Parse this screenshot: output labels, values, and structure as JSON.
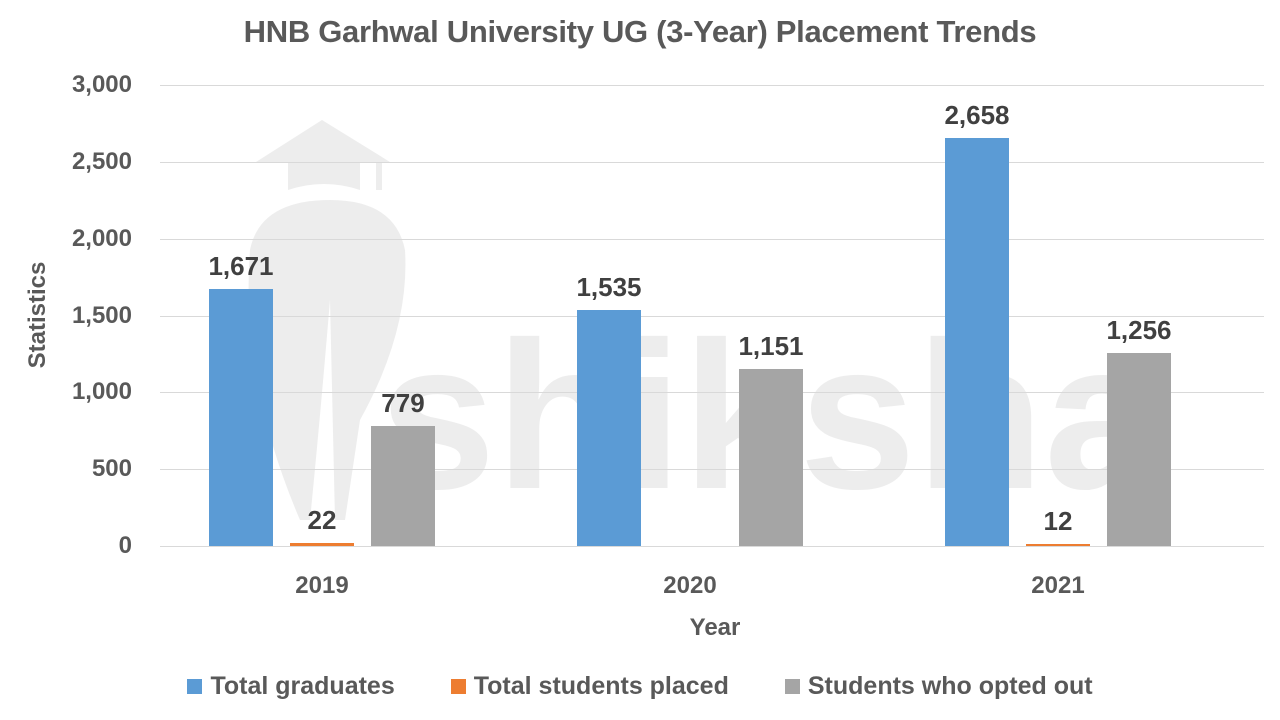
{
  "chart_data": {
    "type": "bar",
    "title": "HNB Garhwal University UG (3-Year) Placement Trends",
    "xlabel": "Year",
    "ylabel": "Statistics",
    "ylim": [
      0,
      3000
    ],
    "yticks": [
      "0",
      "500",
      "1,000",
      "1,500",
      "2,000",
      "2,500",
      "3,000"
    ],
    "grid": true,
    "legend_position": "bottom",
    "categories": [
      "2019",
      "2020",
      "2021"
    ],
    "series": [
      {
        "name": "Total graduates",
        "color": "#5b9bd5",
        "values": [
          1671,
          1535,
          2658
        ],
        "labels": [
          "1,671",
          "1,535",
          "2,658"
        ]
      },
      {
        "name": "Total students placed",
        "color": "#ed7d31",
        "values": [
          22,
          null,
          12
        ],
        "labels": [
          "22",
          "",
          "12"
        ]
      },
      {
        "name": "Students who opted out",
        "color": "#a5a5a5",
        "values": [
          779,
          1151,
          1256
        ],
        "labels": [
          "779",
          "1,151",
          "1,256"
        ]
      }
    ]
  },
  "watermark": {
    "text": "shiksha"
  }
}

------------------------------------------------------------

Transcribe every record above exactly, leaving out the pictures.

_Finished task:_
Parse this screenshot: output labels, values, and structure as JSON.
{
  "chart_data": {
    "type": "bar",
    "title": "HNB Garhwal University UG (3-Year) Placement Trends",
    "xlabel": "Year",
    "ylabel": "Statistics",
    "ylim": [
      0,
      3000
    ],
    "yticks": [
      "0",
      "500",
      "1,000",
      "1,500",
      "2,000",
      "2,500",
      "3,000"
    ],
    "grid": true,
    "legend_position": "bottom",
    "categories": [
      "2019",
      "2020",
      "2021"
    ],
    "series": [
      {
        "name": "Total graduates",
        "color": "#5b9bd5",
        "values": [
          1671,
          1535,
          2658
        ],
        "labels": [
          "1,671",
          "1,535",
          "2,658"
        ]
      },
      {
        "name": "Total students placed",
        "color": "#ed7d31",
        "values": [
          22,
          null,
          12
        ],
        "labels": [
          "22",
          "",
          "12"
        ]
      },
      {
        "name": "Students who opted out",
        "color": "#a5a5a5",
        "values": [
          779,
          1151,
          1256
        ],
        "labels": [
          "779",
          "1,151",
          "1,256"
        ]
      }
    ]
  },
  "watermark": {
    "text": "shiksha"
  }
}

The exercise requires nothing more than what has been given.